Pictures stay out; everything else in the records below is copied exactly.

Data excerpts »
----
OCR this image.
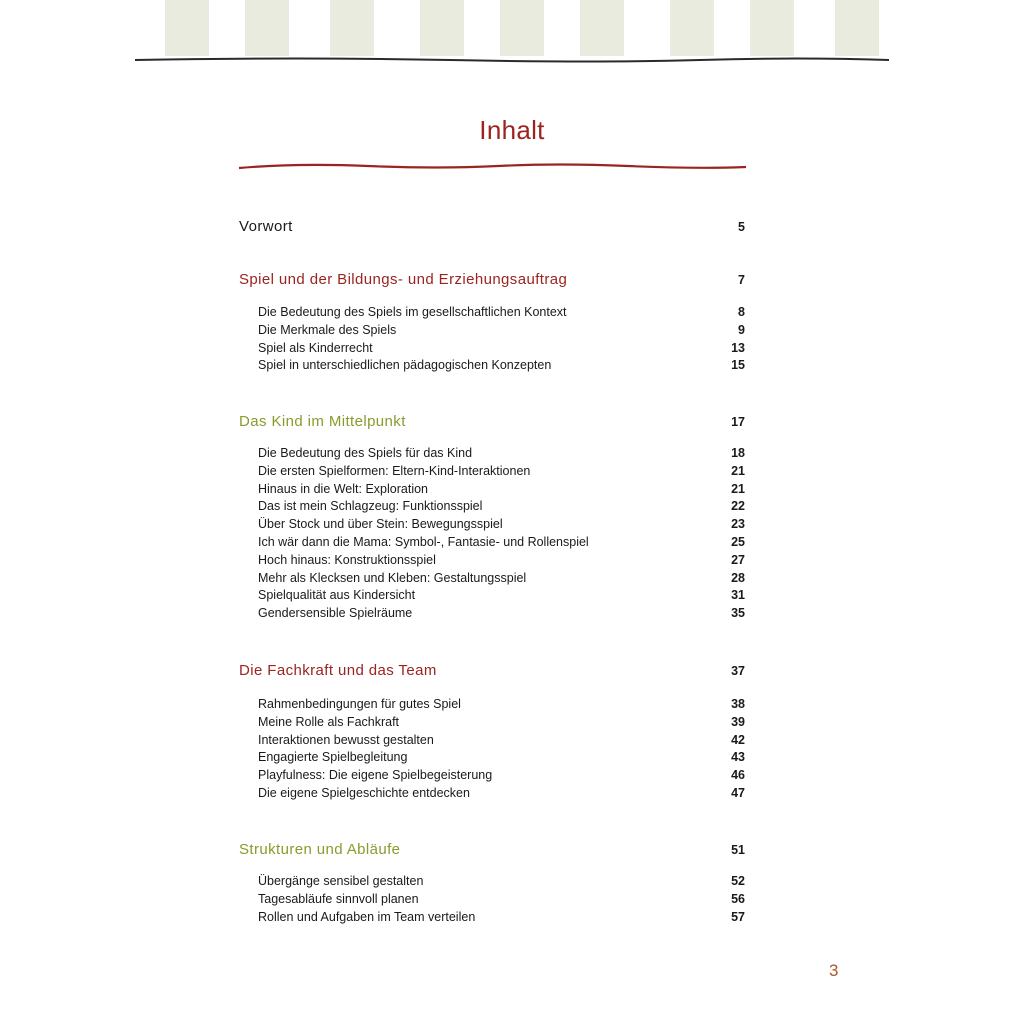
Inhalt
Vorwort	5
Spiel und der Bildungs- und Erziehungsauftrag	7
Die Bedeutung des Spiels im gesellschaftlichen Kontext	8
Die Merkmale des Spiels	9
Spiel als Kinderrecht	13
Spiel in unterschiedlichen pädagogischen Konzepten	15
Das Kind im Mittelpunkt	17
Die Bedeutung des Spiels für das Kind	18
Die ersten Spielformen: Eltern-Kind-Interaktionen	21
Hinaus in die Welt: Exploration	21
Das ist mein Schlagzeug: Funktionsspiel	22
Über Stock und über Stein: Bewegungsspiel	23
Ich wär dann die Mama: Symbol-, Fantasie- und Rollenspiel	25
Hoch hinaus: Konstruktionsspiel	27
Mehr als Klecksen und Kleben: Gestaltungsspiel	28
Spielqualität aus Kindersicht	31
Gendersensible Spielräume	35
Die Fachkraft und das Team	37
Rahmenbedingungen für gutes Spiel	38
Meine Rolle als Fachkraft	39
Interaktionen bewusst gestalten	42
Engagierte Spielbegleitung	43
Playfulness: Die eigene Spielbegeisterung	46
Die eigene Spielgeschichte entdecken	47
Strukturen und Abläufe	51
Übergänge sensibel gestalten	52
Tagesabläufe sinnvoll planen	56
Rollen und Aufgaben im Team verteilen	57
3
----
Solution to the exercise »
OCR this image.
Inhalt
Vorwort	5
Spiel und der Bildungs- und Erziehungsauftrag	7
Die Bedeutung des Spiels im gesellschaftlichen Kontext	8
Die Merkmale des Spiels	9
Spiel als Kinderrecht	13
Spiel in unterschiedlichen pädagogischen Konzepten	15
Das Kind im Mittelpunkt	17
Die Bedeutung des Spiels für das Kind	18
Die ersten Spielformen: Eltern-Kind-Interaktionen	21
Hinaus in die Welt: Exploration	21
Das ist mein Schlagzeug: Funktionsspiel	22
Über Stock und über Stein: Bewegungsspiel	23
Ich wär dann die Mama: Symbol-, Fantasie- und Rollenspiel	25
Hoch hinaus: Konstruktionsspiel	27
Mehr als Klecksen und Kleben: Gestaltungsspiel	28
Spielqualität aus Kindersicht	31
Gendersensible Spielräume	35
Die Fachkraft und das Team	37
Rahmenbedingungen für gutes Spiel	38
Meine Rolle als Fachkraft	39
Interaktionen bewusst gestalten	42
Engagierte Spielbegleitung	43
Playfulness: Die eigene Spielbegeisterung	46
Die eigene Spielgeschichte entdecken	47
Strukturen und Abläufe	51
Übergänge sensibel gestalten	52
Tagesabläufe sinnvoll planen	56
Rollen und Aufgaben im Team verteilen	57
3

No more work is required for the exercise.